* **Requirement**
Reproduce the data exactly.

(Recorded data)
*****

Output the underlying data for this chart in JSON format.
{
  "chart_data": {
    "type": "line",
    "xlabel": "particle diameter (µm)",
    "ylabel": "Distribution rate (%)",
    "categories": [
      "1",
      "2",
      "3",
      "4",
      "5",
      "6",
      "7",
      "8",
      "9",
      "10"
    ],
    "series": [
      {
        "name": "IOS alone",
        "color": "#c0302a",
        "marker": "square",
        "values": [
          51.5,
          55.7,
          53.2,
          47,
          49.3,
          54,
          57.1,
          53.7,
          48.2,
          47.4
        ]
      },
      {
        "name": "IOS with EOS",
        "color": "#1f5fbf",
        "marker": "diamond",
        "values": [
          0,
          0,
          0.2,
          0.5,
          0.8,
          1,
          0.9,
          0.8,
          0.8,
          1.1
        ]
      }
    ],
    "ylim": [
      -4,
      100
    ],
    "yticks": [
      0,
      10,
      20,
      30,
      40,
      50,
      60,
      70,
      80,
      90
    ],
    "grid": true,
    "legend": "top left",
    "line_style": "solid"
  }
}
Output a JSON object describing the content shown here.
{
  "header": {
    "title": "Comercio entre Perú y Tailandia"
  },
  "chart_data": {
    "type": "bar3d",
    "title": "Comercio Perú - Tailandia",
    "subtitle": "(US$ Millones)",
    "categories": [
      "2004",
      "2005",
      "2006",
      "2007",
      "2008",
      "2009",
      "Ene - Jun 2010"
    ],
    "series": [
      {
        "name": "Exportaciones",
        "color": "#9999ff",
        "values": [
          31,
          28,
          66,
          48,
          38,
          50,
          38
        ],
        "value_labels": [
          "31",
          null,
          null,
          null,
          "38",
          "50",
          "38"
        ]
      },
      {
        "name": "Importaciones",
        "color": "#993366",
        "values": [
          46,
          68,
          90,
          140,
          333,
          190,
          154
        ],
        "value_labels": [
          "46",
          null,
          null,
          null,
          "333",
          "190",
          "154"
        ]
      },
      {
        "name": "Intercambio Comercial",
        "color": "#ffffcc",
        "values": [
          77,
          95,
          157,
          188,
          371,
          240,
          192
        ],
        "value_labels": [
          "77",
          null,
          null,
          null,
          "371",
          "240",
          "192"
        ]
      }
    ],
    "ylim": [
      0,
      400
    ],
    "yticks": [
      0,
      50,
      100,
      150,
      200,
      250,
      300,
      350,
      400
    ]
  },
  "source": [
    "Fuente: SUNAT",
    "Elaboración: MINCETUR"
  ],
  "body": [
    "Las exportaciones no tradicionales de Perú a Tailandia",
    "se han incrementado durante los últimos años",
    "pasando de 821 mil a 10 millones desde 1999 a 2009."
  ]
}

*****

* **Finished exercise**
Output the underlying data for this chart in JSON format.
{
  "chart_data": {
    "type": "line",
    "xlabel": "particle diameter (µm)",
    "ylabel": "Distribution rate (%)",
    "categories": [
      "1",
      "2",
      "3",
      "4",
      "5",
      "6",
      "7",
      "8",
      "9",
      "10"
    ],
    "series": [
      {
        "name": "IOS alone",
        "color": "#c0302a",
        "marker": "square",
        "values": [
          51.5,
          55.7,
          53.2,
          47,
          49.3,
          54,
          57.1,
          53.7,
          48.2,
          47.4
        ]
      },
      {
        "name": "IOS with EOS",
        "color": "#1f5fbf",
        "marker": "diamond",
        "values": [
          0,
          0,
          0.2,
          0.5,
          0.8,
          1,
          0.9,
          0.8,
          0.8,
          1.1
        ]
      }
    ],
    "ylim": [
      -4,
      100
    ],
    "yticks": [
      0,
      10,
      20,
      30,
      40,
      50,
      60,
      70,
      80,
      90
    ],
    "grid": true,
    "legend": "top left",
    "line_style": "solid"
  }
}
Output a JSON object describing the content shown here.
{
  "header": {
    "title": "Comercio entre Perú y Tailandia"
  },
  "chart_data": {
    "type": "bar3d",
    "title": "Comercio Perú - Tailandia",
    "subtitle": "(US$ Millones)",
    "categories": [
      "2004",
      "2005",
      "2006",
      "2007",
      "2008",
      "2009",
      "Ene - Jun 2010"
    ],
    "series": [
      {
        "name": "Exportaciones",
        "color": "#9999ff",
        "values": [
          31,
          28,
          66,
          48,
          38,
          50,
          38
        ],
        "value_labels": [
          "31",
          null,
          null,
          null,
          "38",
          "50",
          "38"
        ]
      },
      {
        "name": "Importaciones",
        "color": "#993366",
        "values": [
          46,
          68,
          90,
          140,
          333,
          190,
          154
        ],
        "value_labels": [
          "46",
          null,
          null,
          null,
          "333",
          "190",
          "154"
        ]
      },
      {
        "name": "Intercambio Comercial",
        "color": "#ffffcc",
        "values": [
          77,
          95,
          157,
          188,
          371,
          240,
          192
        ],
        "value_labels": [
          "77",
          null,
          null,
          null,
          "371",
          "240",
          "192"
        ]
      }
    ],
    "ylim": [
      0,
      400
    ],
    "yticks": [
      0,
      50,
      100,
      150,
      200,
      250,
      300,
      350,
      400
    ]
  },
  "source": [
    "Fuente: SUNAT",
    "Elaboración: MINCETUR"
  ],
  "body": [
    "Las exportaciones no tradicionales de Perú a Tailandia",
    "se han incrementado durante los últimos años",
    "pasando de 821 mil a 10 millones desde 1999 a 2009."
  ]
}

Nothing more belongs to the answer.